● Problem to solve
Search the listing for "this" and copy every line where it appears.

● Input
--- begin ---
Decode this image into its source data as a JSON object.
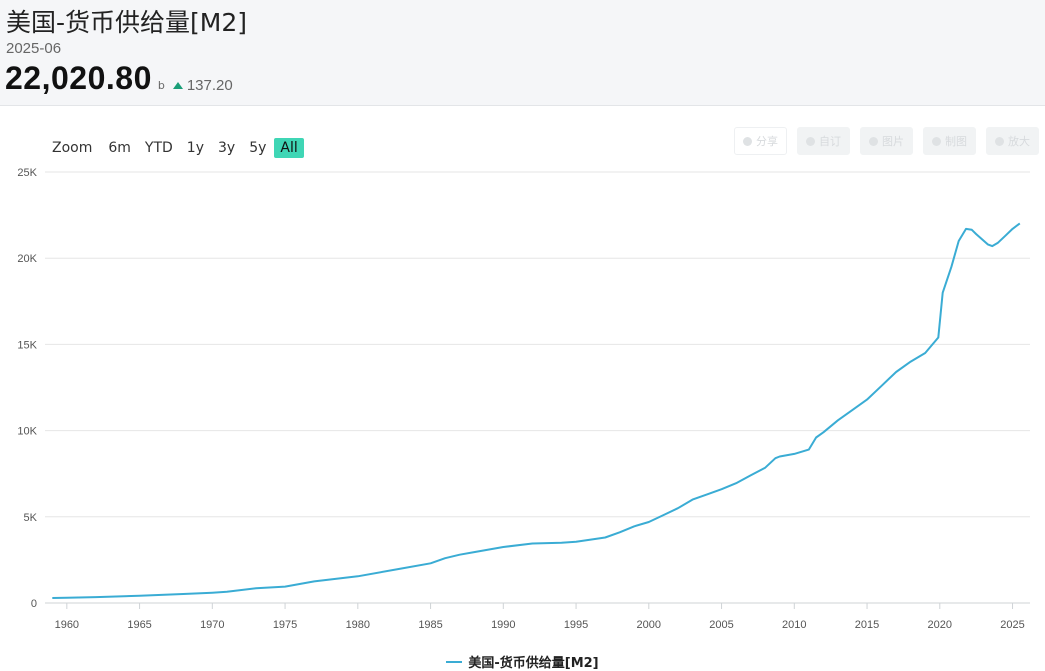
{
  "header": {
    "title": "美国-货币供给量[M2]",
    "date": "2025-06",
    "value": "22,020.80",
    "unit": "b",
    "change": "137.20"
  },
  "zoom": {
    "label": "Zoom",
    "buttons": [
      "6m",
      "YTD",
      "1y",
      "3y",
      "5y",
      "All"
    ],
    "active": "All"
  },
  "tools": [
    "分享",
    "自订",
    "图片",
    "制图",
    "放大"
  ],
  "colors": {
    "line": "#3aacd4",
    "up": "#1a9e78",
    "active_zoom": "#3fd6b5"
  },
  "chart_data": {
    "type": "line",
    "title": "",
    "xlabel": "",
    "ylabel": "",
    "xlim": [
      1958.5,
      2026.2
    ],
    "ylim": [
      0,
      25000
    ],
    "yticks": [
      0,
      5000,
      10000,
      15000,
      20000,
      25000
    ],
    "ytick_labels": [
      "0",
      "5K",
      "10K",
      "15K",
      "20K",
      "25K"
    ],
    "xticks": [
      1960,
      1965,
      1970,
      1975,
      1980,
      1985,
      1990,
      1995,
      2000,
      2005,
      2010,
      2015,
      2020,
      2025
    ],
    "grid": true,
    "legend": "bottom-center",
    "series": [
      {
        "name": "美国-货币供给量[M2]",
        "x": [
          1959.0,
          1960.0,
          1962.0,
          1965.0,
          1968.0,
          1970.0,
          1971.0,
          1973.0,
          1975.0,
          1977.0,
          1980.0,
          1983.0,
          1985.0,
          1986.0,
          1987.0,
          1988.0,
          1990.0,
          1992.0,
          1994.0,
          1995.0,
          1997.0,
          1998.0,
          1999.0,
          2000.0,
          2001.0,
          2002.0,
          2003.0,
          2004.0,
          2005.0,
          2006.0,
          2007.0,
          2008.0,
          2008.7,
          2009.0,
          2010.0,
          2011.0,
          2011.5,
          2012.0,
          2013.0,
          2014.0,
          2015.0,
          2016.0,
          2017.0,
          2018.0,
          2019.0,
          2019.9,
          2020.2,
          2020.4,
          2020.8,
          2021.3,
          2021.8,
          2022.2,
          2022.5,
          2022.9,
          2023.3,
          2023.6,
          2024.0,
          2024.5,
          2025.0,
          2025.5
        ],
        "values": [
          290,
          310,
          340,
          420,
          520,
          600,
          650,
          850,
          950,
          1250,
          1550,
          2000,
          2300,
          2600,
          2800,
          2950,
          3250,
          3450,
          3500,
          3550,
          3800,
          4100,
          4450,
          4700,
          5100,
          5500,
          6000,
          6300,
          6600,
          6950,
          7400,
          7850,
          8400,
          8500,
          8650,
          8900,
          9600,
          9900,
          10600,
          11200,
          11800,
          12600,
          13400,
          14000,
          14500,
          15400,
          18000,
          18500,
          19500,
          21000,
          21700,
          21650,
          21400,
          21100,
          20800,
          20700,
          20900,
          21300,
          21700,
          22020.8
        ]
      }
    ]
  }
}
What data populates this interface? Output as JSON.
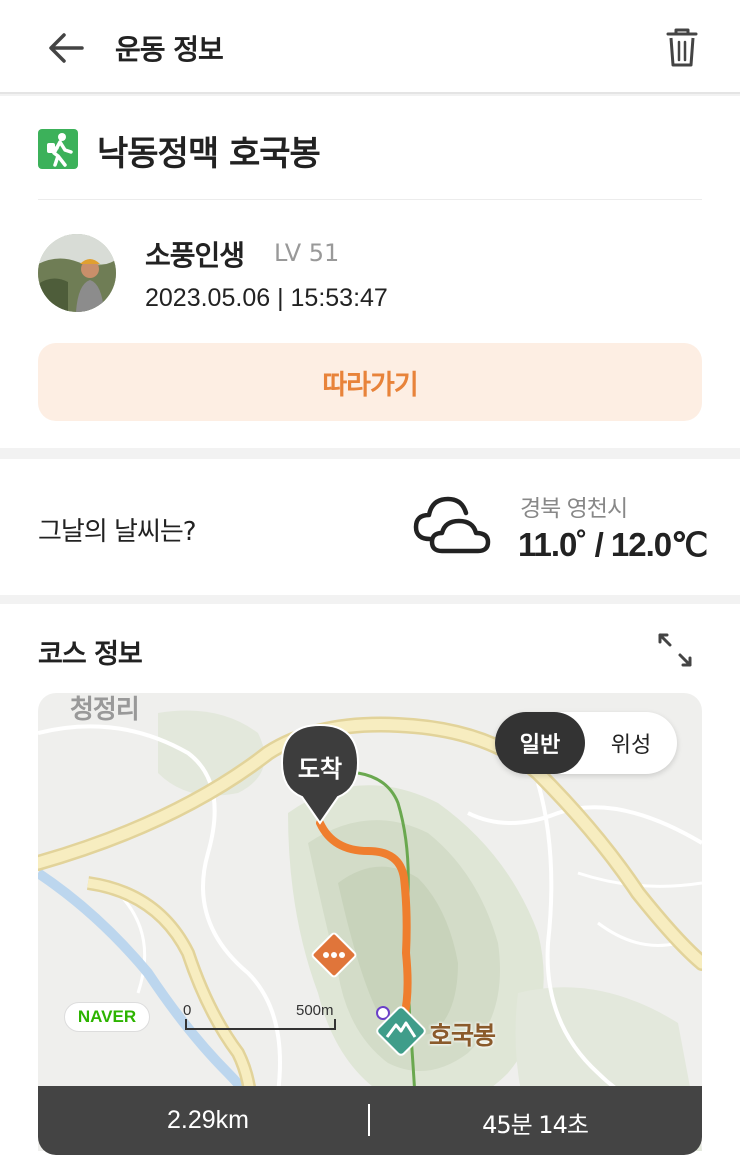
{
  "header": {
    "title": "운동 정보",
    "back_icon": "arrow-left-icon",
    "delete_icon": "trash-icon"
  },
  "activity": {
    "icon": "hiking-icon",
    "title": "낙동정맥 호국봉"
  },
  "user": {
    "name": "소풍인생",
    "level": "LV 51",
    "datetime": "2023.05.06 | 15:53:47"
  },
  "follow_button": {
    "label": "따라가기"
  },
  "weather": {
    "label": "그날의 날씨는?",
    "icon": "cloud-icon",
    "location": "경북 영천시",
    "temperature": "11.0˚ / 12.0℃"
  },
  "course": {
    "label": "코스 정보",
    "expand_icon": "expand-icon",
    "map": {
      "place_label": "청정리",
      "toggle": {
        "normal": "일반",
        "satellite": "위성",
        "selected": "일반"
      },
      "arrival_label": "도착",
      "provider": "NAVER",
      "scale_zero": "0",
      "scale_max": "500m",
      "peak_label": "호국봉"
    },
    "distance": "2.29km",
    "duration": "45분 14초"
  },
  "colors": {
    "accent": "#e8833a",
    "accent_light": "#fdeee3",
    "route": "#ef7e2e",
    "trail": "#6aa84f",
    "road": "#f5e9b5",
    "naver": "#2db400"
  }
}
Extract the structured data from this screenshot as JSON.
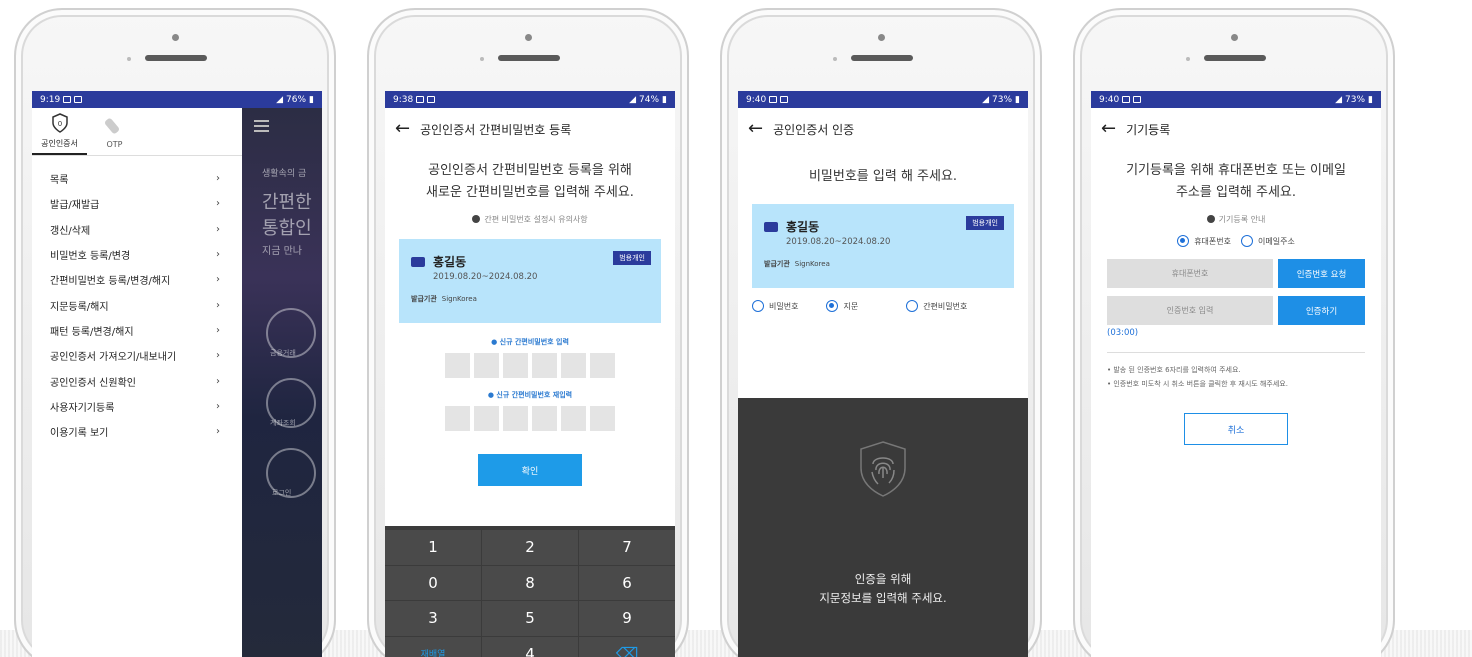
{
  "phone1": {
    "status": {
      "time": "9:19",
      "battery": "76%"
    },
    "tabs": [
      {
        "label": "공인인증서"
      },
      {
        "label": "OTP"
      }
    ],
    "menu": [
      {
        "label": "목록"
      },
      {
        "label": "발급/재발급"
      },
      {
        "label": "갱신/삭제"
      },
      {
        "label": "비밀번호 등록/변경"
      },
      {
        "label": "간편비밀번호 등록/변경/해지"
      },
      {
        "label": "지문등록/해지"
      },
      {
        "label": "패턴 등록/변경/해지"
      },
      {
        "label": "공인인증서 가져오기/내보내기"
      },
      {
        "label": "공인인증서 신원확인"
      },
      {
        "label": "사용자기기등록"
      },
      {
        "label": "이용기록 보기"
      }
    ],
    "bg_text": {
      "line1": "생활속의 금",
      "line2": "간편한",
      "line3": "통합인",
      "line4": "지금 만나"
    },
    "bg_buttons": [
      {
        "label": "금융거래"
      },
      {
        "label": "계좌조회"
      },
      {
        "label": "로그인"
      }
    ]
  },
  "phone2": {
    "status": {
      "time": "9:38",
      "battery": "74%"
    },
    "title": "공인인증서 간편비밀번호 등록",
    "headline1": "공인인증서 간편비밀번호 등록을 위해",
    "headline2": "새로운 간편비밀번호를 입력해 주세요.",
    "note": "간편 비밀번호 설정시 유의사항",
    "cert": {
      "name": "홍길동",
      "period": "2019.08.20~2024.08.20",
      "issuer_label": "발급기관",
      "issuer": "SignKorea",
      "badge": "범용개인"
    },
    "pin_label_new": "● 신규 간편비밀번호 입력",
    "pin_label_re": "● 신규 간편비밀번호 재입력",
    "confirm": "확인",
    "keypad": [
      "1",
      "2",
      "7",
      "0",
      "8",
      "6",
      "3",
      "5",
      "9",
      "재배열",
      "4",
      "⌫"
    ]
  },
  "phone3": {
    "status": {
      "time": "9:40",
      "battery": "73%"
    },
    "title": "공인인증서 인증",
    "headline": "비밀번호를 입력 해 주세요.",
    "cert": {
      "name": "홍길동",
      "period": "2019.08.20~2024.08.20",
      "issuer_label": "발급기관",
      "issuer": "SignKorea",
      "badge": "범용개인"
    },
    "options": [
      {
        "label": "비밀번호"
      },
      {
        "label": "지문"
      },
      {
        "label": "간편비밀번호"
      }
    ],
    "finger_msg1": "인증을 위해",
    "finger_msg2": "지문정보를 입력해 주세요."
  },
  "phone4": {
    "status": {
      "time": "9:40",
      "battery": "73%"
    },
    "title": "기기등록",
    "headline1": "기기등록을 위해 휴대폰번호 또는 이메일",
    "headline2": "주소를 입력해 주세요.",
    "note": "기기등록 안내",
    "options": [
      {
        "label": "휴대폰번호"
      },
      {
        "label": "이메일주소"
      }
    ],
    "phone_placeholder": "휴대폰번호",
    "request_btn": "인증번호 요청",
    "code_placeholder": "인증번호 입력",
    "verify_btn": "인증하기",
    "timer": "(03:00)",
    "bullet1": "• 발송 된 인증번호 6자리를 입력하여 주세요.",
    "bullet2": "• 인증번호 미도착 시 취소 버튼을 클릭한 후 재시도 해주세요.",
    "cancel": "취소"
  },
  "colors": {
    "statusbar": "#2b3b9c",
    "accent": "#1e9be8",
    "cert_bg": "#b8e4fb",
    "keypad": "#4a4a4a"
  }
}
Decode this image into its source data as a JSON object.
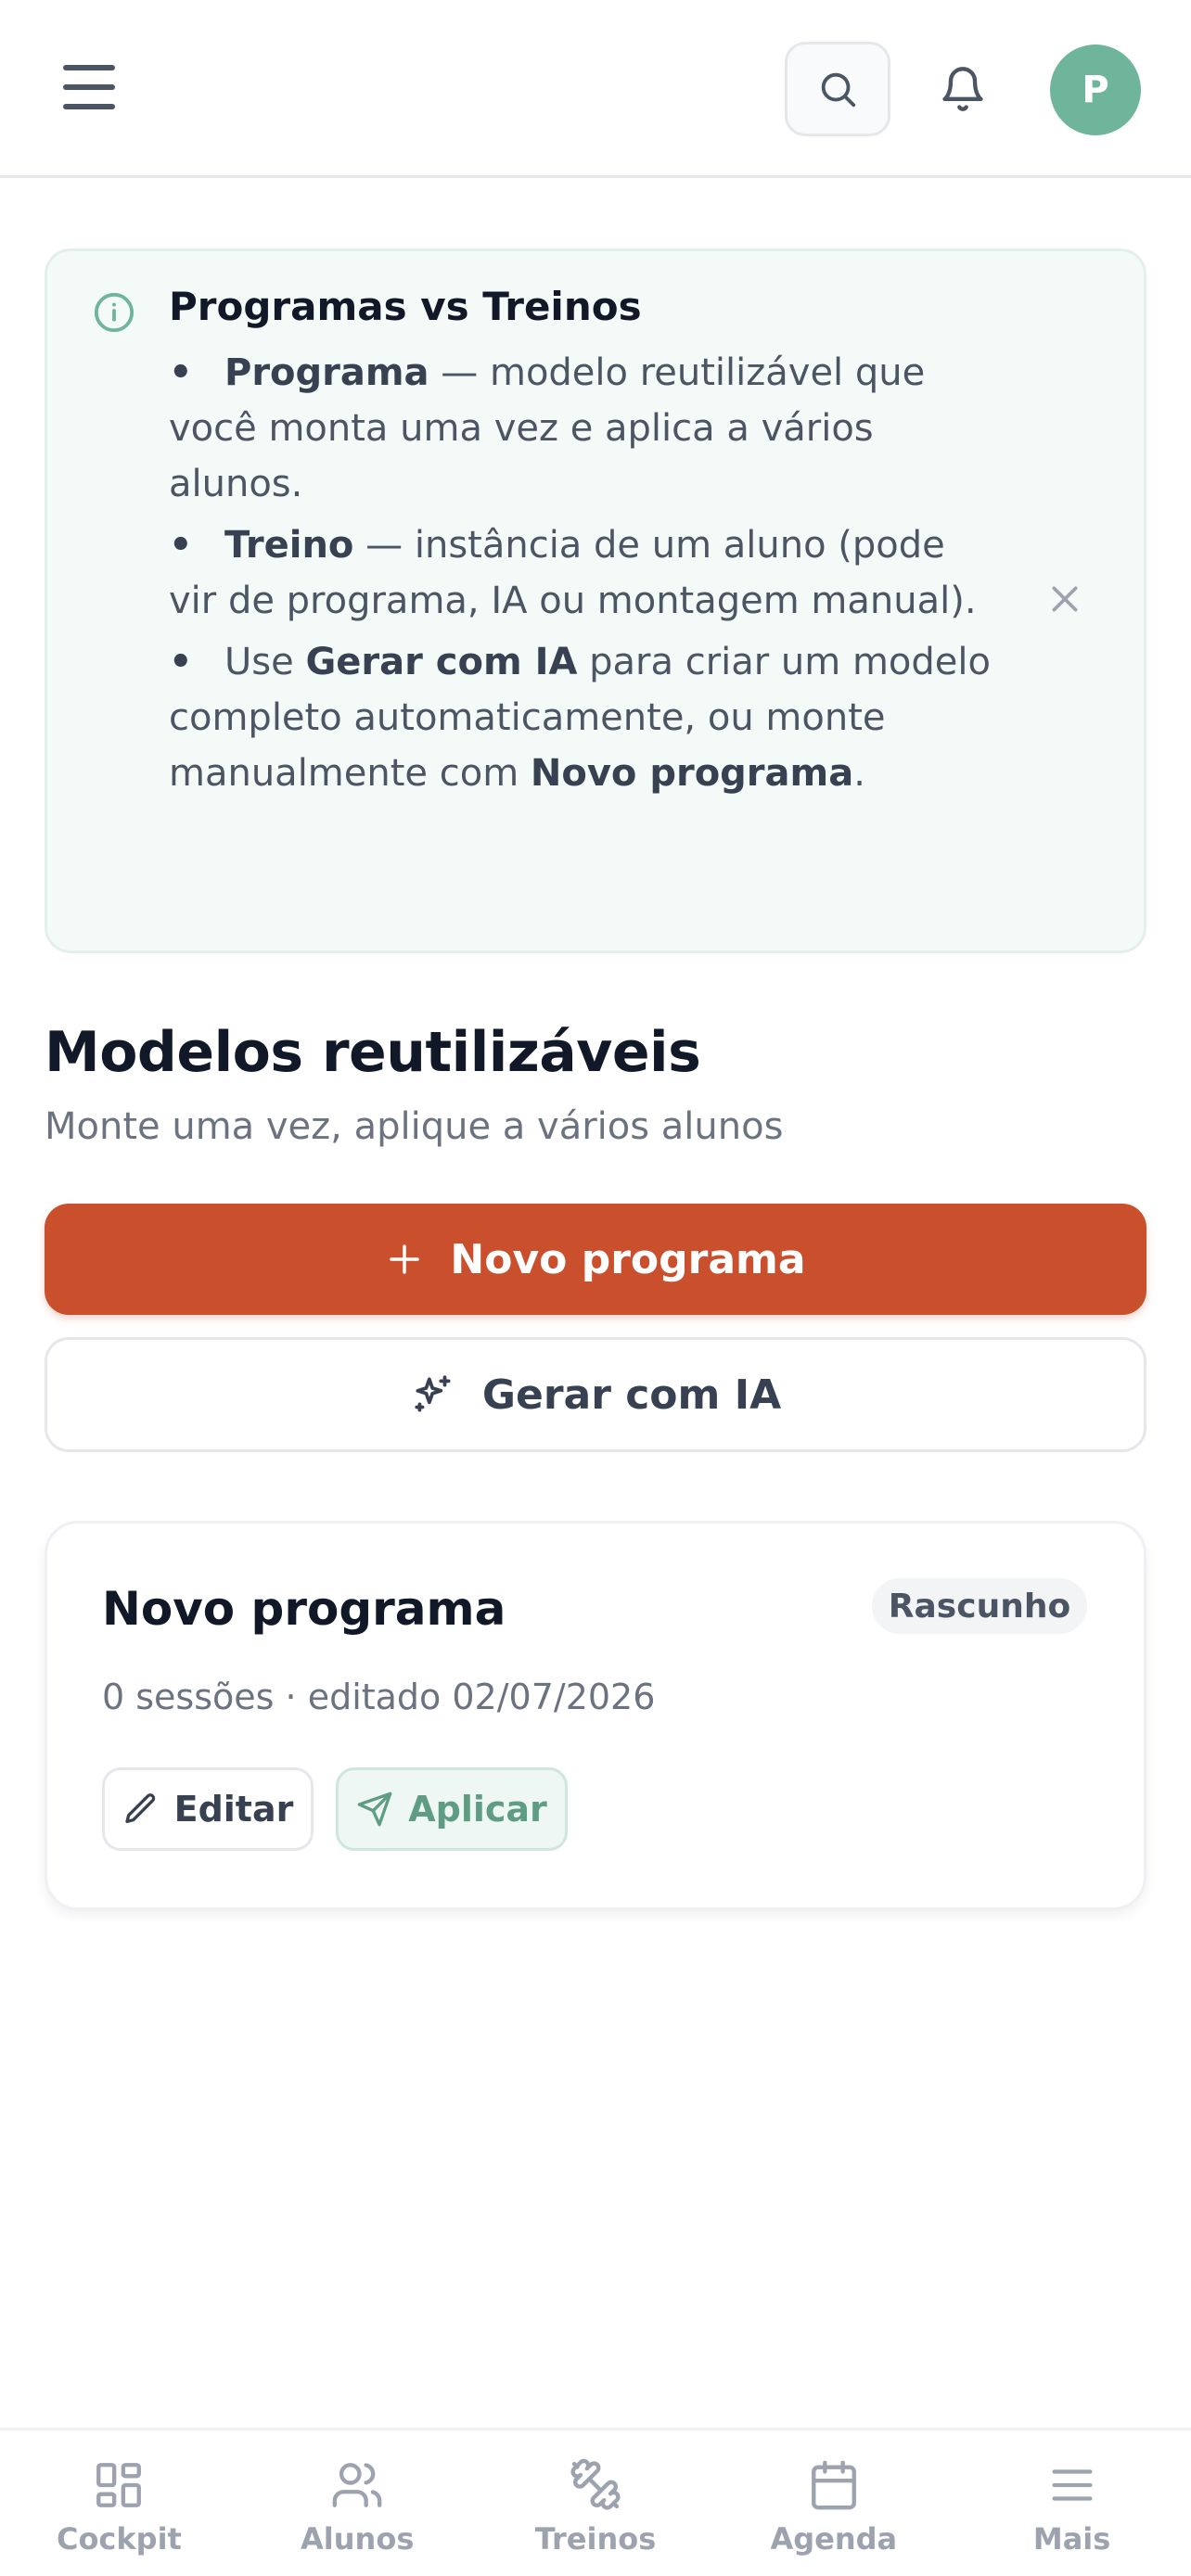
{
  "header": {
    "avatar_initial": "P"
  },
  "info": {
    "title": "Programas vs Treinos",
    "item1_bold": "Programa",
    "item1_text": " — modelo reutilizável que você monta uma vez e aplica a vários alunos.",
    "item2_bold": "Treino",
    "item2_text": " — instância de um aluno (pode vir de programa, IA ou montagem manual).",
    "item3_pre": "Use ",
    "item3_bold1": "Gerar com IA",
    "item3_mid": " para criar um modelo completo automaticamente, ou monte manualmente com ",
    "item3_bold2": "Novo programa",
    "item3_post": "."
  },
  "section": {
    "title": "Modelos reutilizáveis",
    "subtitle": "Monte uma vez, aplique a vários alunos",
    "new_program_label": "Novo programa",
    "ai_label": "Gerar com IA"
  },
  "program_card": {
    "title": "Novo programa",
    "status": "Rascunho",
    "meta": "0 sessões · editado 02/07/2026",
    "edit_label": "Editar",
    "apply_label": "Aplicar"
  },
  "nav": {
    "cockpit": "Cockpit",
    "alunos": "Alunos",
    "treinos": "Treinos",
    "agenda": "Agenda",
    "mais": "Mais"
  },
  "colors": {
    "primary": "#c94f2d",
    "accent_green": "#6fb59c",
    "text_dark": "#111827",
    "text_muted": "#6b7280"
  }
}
--- end ---
● Expected output
Decode this image into its source data as a JSON object.
What data populates this interface? Output as JSON.
Extract the structured data from this screenshot as JSON.
Decode this image into its source data as a JSON object.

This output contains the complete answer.